-- begin INPUT MATERIAL --

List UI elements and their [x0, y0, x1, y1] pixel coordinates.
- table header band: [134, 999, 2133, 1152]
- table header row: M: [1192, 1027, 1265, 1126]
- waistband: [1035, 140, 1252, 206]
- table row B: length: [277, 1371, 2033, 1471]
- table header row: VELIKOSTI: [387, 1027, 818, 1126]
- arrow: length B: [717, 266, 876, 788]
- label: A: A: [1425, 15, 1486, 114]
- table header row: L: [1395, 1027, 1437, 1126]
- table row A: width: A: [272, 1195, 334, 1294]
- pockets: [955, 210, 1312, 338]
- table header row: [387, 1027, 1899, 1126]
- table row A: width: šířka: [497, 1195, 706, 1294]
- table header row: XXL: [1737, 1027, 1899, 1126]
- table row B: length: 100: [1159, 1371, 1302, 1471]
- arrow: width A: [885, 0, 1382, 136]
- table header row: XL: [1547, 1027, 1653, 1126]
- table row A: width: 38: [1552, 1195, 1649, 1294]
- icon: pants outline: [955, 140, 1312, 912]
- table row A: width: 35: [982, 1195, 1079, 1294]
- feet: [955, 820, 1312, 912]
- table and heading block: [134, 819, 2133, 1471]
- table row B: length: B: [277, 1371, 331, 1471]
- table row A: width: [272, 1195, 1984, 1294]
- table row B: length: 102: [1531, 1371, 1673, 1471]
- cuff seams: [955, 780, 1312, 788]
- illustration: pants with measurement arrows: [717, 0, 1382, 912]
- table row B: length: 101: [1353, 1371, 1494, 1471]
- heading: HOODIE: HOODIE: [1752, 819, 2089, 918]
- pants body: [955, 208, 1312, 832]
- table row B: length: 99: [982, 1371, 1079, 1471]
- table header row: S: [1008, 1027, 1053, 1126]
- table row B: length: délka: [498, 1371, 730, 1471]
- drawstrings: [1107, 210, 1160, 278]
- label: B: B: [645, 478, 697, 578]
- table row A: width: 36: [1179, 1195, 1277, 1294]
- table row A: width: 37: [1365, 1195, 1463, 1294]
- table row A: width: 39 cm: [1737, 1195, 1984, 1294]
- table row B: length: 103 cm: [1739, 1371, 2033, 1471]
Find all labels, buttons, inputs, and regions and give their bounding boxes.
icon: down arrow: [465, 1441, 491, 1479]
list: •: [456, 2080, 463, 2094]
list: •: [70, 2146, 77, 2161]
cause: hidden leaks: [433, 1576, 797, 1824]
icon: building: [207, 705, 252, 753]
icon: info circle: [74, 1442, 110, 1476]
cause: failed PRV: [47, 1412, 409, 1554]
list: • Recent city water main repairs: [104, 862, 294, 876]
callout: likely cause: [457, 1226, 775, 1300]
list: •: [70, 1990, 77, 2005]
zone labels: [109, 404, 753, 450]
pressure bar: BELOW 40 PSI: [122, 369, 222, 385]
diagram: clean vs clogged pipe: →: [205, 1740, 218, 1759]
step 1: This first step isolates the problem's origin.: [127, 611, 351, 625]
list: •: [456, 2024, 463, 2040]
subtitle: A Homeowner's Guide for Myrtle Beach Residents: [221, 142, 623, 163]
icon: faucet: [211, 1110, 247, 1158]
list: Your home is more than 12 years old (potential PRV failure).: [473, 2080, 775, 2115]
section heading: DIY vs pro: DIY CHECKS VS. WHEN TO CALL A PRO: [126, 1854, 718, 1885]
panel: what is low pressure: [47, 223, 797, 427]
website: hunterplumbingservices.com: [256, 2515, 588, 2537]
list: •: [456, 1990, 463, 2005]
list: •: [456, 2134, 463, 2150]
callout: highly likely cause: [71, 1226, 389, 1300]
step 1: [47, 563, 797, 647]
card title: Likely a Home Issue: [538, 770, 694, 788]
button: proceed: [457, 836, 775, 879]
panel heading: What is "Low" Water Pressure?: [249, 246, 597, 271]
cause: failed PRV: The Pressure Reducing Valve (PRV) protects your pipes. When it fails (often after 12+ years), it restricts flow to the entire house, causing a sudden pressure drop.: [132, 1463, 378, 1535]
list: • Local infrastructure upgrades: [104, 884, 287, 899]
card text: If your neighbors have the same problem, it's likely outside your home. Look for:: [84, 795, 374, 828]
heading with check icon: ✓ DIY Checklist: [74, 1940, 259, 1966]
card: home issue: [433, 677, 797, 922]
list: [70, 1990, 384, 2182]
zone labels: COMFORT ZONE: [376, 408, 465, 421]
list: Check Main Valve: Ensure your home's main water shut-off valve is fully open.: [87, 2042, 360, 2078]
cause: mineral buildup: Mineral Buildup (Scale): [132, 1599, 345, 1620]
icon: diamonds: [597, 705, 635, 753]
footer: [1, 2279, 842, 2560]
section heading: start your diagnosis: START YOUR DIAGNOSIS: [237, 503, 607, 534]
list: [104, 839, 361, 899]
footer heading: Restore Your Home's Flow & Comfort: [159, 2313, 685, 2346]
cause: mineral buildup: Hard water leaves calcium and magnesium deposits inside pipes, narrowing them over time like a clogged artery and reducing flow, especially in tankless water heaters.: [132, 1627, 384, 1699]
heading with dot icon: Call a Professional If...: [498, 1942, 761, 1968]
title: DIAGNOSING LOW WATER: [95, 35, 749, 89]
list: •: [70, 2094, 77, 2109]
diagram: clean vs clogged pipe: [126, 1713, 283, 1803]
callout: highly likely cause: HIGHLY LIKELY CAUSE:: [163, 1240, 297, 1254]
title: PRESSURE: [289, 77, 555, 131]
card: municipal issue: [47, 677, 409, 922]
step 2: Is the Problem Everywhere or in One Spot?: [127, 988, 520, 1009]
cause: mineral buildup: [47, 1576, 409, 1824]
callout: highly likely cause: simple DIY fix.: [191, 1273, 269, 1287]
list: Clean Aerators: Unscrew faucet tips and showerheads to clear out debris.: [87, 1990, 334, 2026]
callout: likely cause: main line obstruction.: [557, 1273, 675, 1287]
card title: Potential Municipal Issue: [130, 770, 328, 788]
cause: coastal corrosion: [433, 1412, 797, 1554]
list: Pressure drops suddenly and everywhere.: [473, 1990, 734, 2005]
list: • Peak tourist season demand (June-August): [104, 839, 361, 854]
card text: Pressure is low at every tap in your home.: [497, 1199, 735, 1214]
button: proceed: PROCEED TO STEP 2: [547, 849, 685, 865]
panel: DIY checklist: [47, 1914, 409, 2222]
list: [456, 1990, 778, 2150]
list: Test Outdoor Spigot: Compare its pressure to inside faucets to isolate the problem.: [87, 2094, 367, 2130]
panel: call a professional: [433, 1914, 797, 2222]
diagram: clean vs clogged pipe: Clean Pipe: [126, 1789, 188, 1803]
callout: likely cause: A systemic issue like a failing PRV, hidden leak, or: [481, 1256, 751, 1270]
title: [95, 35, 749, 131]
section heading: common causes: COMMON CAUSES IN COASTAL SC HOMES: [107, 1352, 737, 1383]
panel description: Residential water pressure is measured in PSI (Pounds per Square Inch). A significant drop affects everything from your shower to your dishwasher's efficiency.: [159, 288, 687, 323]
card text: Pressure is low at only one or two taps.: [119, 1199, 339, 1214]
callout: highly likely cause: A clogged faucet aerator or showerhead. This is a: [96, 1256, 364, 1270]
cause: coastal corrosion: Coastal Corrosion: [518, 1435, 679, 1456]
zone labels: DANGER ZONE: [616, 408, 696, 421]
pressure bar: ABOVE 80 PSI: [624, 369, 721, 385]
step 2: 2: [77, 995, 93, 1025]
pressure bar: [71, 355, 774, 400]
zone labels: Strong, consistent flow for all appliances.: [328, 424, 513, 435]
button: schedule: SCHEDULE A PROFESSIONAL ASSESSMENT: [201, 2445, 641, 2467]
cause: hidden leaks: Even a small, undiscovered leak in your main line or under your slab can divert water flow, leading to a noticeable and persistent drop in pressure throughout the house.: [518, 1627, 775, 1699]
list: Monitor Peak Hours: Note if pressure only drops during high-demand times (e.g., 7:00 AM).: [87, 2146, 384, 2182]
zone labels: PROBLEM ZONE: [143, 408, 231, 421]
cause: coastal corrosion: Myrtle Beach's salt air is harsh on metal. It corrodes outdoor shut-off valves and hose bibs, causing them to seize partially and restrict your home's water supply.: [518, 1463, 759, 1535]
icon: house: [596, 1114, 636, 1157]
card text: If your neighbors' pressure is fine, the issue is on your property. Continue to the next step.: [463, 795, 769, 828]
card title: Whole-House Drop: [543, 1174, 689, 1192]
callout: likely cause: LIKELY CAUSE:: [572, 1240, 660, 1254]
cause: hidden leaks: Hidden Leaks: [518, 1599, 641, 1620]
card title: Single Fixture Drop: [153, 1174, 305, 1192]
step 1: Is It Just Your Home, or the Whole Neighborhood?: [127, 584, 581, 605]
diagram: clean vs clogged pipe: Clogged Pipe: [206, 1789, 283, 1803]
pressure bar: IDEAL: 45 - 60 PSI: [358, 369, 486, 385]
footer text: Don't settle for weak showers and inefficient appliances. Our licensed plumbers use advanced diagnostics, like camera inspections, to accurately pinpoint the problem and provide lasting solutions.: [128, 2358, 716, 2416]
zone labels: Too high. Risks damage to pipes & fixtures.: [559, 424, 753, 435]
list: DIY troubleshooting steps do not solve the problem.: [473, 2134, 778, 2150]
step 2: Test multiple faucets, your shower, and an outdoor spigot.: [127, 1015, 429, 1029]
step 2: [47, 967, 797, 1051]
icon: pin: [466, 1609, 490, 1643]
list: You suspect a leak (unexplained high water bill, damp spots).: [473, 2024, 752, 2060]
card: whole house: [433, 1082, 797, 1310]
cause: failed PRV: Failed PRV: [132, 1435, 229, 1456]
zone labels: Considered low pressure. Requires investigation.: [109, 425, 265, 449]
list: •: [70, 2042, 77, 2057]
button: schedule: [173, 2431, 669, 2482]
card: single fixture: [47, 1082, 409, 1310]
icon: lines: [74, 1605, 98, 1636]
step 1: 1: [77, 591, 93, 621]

-- end INPUT MATERIAL --

THE TASK — Pick out each line of the listing that contains the string "section" and copy it.

FINISHED EXERCISE —
section heading: DIY vs pro: DIY CHECKS VS. WHEN TO CALL A PRO: [126, 1854, 718, 1885]
section heading: start your diagnosis: START YOUR DIAGNOSIS: [237, 503, 607, 534]
section heading: common causes: COMMON CAUSES IN COASTAL SC HOMES: [107, 1352, 737, 1383]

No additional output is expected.